PROBLEM DESCRIPTION: Note how many lines hold "screenshot" and report that number by itself.

— Start of RAW DATA —

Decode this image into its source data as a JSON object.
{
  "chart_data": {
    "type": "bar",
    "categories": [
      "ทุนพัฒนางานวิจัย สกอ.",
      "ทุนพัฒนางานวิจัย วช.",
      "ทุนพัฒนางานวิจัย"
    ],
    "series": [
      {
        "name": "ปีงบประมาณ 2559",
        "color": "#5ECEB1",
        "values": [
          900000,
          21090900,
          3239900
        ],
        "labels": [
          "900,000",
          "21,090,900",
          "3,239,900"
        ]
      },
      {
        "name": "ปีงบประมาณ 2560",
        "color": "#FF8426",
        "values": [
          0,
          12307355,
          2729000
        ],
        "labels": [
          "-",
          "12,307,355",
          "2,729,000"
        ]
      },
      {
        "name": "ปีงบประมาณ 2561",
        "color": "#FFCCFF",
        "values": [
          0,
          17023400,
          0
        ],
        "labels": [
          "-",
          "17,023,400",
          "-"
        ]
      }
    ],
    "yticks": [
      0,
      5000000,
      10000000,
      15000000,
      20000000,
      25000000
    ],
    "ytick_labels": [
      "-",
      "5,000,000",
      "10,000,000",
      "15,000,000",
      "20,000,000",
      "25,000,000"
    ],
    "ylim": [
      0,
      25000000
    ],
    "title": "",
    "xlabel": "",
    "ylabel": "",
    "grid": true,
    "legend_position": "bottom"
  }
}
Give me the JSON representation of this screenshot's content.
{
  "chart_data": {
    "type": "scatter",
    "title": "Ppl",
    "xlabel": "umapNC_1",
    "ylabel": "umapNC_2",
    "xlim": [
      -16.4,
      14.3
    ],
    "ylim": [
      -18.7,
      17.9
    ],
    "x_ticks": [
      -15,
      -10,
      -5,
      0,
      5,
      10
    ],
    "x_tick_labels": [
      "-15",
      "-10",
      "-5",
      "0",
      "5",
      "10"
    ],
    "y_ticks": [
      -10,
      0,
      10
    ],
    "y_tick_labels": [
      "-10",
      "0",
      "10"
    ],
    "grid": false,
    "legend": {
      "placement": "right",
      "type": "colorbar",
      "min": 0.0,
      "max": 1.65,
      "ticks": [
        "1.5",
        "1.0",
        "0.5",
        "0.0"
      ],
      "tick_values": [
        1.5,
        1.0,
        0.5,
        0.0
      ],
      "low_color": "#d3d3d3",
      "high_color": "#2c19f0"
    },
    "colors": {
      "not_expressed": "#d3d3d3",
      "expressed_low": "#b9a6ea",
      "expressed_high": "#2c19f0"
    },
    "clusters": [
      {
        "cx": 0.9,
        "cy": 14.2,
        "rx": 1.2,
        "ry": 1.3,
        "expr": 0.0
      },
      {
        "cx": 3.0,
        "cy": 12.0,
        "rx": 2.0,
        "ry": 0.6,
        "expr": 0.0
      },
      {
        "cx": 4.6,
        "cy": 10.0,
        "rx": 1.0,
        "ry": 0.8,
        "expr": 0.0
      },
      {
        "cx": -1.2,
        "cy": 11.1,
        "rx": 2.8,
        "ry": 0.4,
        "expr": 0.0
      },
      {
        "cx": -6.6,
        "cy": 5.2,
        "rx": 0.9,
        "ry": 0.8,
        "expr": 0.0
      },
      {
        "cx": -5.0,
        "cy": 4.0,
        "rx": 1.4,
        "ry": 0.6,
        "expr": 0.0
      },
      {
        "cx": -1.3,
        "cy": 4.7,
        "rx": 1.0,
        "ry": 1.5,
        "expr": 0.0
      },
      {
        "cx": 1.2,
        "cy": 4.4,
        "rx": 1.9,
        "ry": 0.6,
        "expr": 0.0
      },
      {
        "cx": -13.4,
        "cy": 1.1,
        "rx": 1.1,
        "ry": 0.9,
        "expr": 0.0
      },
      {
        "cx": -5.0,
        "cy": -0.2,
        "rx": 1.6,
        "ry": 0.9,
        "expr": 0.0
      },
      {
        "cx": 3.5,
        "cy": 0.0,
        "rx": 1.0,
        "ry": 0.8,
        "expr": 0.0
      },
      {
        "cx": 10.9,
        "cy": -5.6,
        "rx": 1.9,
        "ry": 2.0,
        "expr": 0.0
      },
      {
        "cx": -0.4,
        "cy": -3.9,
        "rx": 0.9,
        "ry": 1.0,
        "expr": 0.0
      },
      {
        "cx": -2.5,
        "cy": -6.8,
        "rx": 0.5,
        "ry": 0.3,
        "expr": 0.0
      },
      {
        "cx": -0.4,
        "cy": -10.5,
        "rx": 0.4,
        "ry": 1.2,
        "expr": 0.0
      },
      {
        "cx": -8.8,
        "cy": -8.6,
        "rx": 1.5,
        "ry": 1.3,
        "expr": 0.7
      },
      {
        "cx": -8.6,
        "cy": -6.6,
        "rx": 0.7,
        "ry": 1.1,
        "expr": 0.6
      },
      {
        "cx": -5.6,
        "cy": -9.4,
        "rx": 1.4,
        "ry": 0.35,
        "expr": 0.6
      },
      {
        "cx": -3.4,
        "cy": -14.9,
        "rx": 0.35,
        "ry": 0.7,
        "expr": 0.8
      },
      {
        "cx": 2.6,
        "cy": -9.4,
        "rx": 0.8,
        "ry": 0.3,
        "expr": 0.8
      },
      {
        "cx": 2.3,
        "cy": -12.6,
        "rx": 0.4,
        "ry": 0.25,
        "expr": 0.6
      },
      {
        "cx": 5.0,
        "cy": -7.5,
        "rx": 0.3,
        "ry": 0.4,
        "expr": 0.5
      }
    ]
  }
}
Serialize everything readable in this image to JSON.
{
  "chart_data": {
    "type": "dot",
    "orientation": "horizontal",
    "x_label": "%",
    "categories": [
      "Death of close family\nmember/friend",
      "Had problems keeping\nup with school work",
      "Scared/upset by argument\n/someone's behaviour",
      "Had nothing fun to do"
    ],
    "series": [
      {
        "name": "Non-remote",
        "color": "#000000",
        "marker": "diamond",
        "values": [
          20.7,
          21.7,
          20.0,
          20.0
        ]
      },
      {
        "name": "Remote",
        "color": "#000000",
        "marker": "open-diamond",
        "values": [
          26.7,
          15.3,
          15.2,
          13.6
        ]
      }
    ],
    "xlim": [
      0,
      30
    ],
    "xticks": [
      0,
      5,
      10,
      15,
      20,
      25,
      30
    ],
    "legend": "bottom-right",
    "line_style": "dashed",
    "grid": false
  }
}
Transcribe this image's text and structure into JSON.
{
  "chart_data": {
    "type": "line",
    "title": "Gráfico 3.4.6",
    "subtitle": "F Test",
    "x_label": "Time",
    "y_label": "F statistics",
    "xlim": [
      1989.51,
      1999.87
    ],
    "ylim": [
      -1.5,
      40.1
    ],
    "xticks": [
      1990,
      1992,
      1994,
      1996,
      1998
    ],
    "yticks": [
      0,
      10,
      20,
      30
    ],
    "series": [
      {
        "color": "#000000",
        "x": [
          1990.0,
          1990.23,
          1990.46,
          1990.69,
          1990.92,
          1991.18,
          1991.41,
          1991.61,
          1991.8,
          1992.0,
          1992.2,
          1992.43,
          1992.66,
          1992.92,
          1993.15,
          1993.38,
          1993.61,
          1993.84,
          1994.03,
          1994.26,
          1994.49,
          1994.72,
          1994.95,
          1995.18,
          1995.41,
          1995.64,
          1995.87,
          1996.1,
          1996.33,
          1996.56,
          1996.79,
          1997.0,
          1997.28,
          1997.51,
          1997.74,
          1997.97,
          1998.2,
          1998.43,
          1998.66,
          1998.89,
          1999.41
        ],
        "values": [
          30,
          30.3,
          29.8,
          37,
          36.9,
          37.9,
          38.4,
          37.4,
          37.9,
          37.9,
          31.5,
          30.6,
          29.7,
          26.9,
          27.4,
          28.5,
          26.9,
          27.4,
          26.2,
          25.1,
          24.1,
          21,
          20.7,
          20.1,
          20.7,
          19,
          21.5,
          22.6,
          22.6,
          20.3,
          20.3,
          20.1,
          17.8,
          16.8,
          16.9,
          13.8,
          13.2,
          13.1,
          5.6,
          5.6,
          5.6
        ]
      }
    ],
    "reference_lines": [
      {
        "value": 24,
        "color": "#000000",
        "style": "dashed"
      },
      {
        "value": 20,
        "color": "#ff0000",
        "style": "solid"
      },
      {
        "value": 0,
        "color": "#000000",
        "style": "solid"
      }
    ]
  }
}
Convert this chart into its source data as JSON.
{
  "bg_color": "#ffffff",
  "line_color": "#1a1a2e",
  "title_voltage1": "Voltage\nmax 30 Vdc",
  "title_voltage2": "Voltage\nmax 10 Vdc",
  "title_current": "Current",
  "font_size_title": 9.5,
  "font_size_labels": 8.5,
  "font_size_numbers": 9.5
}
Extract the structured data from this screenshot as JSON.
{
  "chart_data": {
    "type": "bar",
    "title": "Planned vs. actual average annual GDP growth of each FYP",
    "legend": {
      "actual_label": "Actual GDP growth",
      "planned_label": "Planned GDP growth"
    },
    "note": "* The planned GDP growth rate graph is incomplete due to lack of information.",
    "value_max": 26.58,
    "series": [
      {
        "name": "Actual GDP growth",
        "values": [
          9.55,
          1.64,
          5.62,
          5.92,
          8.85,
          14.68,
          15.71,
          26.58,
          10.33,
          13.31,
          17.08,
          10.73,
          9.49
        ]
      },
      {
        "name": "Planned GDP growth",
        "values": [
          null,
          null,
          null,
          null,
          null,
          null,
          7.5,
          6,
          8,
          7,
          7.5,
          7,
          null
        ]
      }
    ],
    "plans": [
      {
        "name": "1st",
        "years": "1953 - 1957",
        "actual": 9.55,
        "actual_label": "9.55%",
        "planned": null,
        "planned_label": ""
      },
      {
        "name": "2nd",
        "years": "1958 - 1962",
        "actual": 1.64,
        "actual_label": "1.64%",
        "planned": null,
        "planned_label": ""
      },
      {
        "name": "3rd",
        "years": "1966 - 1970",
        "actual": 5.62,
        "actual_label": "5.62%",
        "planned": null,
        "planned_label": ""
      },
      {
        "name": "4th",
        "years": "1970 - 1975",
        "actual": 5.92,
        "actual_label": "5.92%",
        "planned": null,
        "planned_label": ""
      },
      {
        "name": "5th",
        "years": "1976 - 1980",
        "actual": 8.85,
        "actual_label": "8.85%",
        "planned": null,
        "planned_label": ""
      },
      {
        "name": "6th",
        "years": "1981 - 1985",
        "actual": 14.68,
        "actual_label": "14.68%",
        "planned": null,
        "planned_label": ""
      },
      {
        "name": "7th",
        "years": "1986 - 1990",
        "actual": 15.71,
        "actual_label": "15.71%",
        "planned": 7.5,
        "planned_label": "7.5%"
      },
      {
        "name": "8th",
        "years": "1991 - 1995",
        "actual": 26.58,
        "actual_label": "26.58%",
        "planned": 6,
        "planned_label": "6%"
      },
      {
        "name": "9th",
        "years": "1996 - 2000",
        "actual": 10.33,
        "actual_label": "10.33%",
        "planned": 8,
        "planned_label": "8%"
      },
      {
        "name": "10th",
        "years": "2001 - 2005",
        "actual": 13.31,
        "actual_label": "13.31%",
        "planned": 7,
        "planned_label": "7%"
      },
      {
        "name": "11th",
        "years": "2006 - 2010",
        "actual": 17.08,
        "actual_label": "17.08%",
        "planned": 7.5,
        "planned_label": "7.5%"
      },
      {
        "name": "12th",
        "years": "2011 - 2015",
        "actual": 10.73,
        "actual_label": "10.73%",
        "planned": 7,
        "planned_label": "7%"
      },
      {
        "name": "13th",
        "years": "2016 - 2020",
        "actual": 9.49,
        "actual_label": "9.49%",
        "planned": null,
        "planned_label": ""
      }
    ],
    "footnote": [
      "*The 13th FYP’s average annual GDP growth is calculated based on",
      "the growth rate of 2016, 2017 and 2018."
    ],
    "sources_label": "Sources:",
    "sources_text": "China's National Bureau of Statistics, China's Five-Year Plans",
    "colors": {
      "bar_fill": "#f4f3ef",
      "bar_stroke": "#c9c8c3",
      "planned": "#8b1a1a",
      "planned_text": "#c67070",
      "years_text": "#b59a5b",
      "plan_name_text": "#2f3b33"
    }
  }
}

— End of RAW DATA —

FINAL RESULT: 2